→ What you have to do: Extract the whole listing as it stands. Do not include the pictures.

— START OF The data —

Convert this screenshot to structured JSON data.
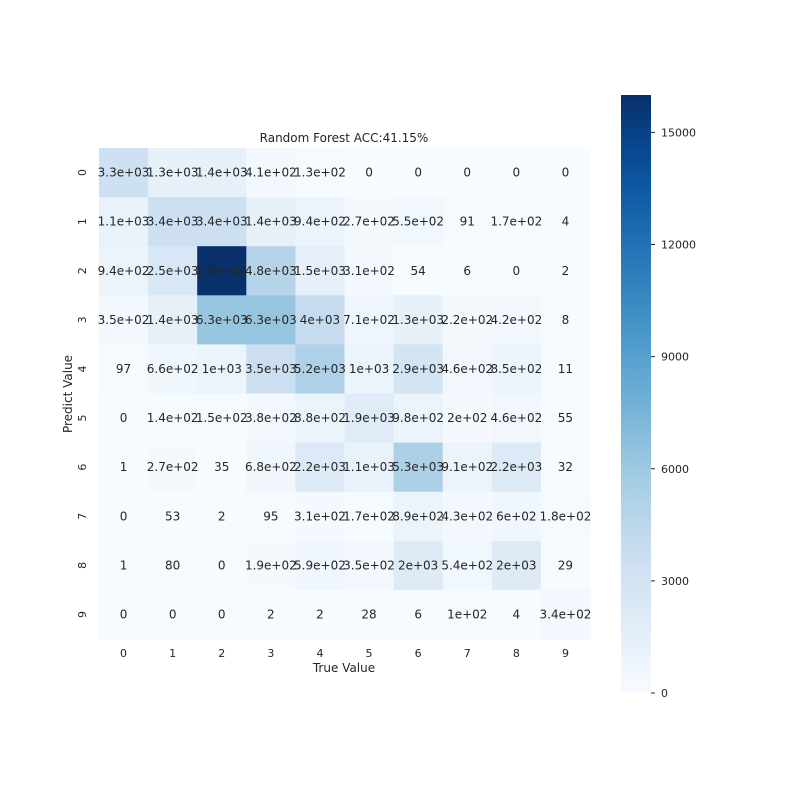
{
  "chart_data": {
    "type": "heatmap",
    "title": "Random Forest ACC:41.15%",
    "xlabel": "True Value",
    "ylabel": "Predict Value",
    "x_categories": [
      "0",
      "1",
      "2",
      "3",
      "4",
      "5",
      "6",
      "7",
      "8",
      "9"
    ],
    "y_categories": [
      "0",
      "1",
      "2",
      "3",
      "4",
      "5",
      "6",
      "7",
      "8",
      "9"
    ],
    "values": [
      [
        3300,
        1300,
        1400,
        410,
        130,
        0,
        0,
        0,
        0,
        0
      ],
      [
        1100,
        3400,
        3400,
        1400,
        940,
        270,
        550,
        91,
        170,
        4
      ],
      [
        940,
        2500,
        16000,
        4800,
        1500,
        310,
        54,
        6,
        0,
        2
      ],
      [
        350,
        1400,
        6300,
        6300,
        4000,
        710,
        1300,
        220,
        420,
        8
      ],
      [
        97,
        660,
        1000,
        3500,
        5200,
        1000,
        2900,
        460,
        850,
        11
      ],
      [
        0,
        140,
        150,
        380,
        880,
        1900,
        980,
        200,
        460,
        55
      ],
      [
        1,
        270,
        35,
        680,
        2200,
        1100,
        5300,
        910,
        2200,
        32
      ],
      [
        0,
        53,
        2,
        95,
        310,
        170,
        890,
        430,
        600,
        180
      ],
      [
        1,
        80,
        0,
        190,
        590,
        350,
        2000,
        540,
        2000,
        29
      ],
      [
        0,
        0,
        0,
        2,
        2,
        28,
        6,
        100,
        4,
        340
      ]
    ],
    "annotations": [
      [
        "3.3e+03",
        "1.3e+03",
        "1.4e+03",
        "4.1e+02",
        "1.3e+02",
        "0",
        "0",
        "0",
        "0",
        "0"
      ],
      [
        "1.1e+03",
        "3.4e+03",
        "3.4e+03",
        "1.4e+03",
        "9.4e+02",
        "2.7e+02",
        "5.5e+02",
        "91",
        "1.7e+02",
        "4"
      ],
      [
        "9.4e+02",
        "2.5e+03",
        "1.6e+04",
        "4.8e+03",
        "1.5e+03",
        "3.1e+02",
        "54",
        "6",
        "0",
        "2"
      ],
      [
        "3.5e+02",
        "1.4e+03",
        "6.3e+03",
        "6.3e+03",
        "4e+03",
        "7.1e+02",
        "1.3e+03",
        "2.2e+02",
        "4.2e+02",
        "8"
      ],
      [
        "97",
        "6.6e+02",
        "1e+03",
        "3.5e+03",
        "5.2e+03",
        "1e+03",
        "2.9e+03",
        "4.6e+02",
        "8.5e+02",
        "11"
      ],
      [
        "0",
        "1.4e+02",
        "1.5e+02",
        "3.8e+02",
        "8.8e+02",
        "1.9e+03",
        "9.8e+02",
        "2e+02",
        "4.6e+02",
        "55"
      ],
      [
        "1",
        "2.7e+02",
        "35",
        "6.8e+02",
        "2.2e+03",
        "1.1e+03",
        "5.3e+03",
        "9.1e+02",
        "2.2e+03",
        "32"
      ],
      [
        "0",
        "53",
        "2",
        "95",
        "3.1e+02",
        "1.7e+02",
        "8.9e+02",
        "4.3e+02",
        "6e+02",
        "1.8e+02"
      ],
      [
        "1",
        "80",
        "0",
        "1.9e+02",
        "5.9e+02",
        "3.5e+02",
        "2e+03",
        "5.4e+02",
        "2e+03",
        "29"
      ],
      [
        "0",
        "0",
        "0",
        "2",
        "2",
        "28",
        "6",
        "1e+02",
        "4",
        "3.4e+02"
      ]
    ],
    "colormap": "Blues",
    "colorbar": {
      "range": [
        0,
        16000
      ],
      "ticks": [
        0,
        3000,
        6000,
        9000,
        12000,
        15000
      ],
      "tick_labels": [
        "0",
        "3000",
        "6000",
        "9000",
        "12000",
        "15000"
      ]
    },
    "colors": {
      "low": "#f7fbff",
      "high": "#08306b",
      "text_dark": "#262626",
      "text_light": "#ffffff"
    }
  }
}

— END OF The data —

→ Final result:
Convert this screenshot to structured JSON data.
{
  "chart_data": {
    "type": "heatmap",
    "title": "Random Forest ACC:41.15%",
    "xlabel": "True Value",
    "ylabel": "Predict Value",
    "x_categories": [
      "0",
      "1",
      "2",
      "3",
      "4",
      "5",
      "6",
      "7",
      "8",
      "9"
    ],
    "y_categories": [
      "0",
      "1",
      "2",
      "3",
      "4",
      "5",
      "6",
      "7",
      "8",
      "9"
    ],
    "values": [
      [
        3300,
        1300,
        1400,
        410,
        130,
        0,
        0,
        0,
        0,
        0
      ],
      [
        1100,
        3400,
        3400,
        1400,
        940,
        270,
        550,
        91,
        170,
        4
      ],
      [
        940,
        2500,
        16000,
        4800,
        1500,
        310,
        54,
        6,
        0,
        2
      ],
      [
        350,
        1400,
        6300,
        6300,
        4000,
        710,
        1300,
        220,
        420,
        8
      ],
      [
        97,
        660,
        1000,
        3500,
        5200,
        1000,
        2900,
        460,
        850,
        11
      ],
      [
        0,
        140,
        150,
        380,
        880,
        1900,
        980,
        200,
        460,
        55
      ],
      [
        1,
        270,
        35,
        680,
        2200,
        1100,
        5300,
        910,
        2200,
        32
      ],
      [
        0,
        53,
        2,
        95,
        310,
        170,
        890,
        430,
        600,
        180
      ],
      [
        1,
        80,
        0,
        190,
        590,
        350,
        2000,
        540,
        2000,
        29
      ],
      [
        0,
        0,
        0,
        2,
        2,
        28,
        6,
        100,
        4,
        340
      ]
    ],
    "annotations": [
      [
        "3.3e+03",
        "1.3e+03",
        "1.4e+03",
        "4.1e+02",
        "1.3e+02",
        "0",
        "0",
        "0",
        "0",
        "0"
      ],
      [
        "1.1e+03",
        "3.4e+03",
        "3.4e+03",
        "1.4e+03",
        "9.4e+02",
        "2.7e+02",
        "5.5e+02",
        "91",
        "1.7e+02",
        "4"
      ],
      [
        "9.4e+02",
        "2.5e+03",
        "1.6e+04",
        "4.8e+03",
        "1.5e+03",
        "3.1e+02",
        "54",
        "6",
        "0",
        "2"
      ],
      [
        "3.5e+02",
        "1.4e+03",
        "6.3e+03",
        "6.3e+03",
        "4e+03",
        "7.1e+02",
        "1.3e+03",
        "2.2e+02",
        "4.2e+02",
        "8"
      ],
      [
        "97",
        "6.6e+02",
        "1e+03",
        "3.5e+03",
        "5.2e+03",
        "1e+03",
        "2.9e+03",
        "4.6e+02",
        "8.5e+02",
        "11"
      ],
      [
        "0",
        "1.4e+02",
        "1.5e+02",
        "3.8e+02",
        "8.8e+02",
        "1.9e+03",
        "9.8e+02",
        "2e+02",
        "4.6e+02",
        "55"
      ],
      [
        "1",
        "2.7e+02",
        "35",
        "6.8e+02",
        "2.2e+03",
        "1.1e+03",
        "5.3e+03",
        "9.1e+02",
        "2.2e+03",
        "32"
      ],
      [
        "0",
        "53",
        "2",
        "95",
        "3.1e+02",
        "1.7e+02",
        "8.9e+02",
        "4.3e+02",
        "6e+02",
        "1.8e+02"
      ],
      [
        "1",
        "80",
        "0",
        "1.9e+02",
        "5.9e+02",
        "3.5e+02",
        "2e+03",
        "5.4e+02",
        "2e+03",
        "29"
      ],
      [
        "0",
        "0",
        "0",
        "2",
        "2",
        "28",
        "6",
        "1e+02",
        "4",
        "3.4e+02"
      ]
    ],
    "colormap": "Blues",
    "colorbar": {
      "range": [
        0,
        16000
      ],
      "ticks": [
        0,
        3000,
        6000,
        9000,
        12000,
        15000
      ],
      "tick_labels": [
        "0",
        "3000",
        "6000",
        "9000",
        "12000",
        "15000"
      ]
    },
    "colors": {
      "low": "#f7fbff",
      "high": "#08306b",
      "text_dark": "#262626",
      "text_light": "#ffffff"
    }
  }
}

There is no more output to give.